• _Stated problem_:
Select all lines holding the word "object" from the entries that follow.

• _Given records_:
---+---

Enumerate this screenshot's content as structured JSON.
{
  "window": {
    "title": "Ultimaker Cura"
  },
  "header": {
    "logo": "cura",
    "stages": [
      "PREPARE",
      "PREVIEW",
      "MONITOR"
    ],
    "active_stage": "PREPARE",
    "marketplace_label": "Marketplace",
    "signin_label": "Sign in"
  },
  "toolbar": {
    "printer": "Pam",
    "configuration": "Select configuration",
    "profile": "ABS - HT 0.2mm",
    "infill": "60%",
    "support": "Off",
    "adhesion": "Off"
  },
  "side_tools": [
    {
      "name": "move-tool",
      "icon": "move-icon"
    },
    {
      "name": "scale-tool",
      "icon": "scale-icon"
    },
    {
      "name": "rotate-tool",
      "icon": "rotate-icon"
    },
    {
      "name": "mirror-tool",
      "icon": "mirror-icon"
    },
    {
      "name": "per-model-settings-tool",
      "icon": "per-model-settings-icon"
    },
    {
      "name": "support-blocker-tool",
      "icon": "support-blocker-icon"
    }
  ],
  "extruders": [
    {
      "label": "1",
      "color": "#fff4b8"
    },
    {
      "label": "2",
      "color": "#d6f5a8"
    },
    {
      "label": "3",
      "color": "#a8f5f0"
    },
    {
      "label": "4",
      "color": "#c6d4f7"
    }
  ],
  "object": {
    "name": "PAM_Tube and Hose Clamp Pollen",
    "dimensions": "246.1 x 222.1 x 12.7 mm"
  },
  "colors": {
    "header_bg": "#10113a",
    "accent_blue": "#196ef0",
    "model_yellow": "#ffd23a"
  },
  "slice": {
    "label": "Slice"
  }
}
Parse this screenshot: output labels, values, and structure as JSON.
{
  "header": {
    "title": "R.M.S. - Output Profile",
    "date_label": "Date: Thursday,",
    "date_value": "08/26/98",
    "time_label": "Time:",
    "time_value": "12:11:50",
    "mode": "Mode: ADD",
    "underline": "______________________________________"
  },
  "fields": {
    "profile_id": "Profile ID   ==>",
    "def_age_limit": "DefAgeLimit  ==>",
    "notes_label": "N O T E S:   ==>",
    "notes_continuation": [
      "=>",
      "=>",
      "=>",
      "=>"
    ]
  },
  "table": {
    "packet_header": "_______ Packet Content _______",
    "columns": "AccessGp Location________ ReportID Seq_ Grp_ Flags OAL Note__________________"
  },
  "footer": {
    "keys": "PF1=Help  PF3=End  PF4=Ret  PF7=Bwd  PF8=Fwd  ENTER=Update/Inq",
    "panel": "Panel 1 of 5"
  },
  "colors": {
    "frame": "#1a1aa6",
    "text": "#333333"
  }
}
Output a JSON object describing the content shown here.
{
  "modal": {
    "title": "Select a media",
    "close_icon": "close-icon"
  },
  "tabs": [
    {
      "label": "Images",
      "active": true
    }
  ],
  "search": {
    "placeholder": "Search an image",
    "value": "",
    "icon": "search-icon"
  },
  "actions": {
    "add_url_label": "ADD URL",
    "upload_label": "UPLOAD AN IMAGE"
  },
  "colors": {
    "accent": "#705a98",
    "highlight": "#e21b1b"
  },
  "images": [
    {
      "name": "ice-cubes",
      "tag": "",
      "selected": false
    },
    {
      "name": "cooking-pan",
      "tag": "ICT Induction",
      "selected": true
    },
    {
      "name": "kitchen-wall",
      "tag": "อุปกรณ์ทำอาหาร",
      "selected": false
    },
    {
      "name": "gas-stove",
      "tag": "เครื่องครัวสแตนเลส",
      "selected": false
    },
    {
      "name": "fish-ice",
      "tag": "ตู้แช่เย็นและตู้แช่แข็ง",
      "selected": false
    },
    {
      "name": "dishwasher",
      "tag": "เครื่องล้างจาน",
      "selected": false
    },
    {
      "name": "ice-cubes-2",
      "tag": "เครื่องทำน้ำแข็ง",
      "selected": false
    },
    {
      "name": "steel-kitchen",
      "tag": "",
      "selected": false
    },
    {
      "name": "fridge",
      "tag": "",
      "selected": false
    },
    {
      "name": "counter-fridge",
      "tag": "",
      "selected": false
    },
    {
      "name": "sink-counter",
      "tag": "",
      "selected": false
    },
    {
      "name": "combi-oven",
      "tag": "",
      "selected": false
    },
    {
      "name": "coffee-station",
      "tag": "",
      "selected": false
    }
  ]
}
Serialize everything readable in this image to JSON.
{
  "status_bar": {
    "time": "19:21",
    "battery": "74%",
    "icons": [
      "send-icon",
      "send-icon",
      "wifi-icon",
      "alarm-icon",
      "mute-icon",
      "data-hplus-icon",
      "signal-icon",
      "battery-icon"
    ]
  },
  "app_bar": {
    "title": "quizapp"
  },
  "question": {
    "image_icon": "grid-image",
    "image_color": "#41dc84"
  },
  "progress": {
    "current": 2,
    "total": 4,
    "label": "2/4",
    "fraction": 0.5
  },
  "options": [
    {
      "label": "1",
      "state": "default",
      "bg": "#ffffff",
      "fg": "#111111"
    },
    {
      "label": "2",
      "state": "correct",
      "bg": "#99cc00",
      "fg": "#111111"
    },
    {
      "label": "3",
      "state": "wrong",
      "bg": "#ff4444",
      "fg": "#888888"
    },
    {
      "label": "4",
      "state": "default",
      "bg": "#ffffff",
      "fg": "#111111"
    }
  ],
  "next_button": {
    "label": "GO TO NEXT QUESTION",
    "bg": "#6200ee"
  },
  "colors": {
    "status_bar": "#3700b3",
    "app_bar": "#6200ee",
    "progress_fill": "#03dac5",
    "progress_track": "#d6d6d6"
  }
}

---+---

• _Solution to this exercise_:
  "object": {
Output a JSON object describing the content shown here.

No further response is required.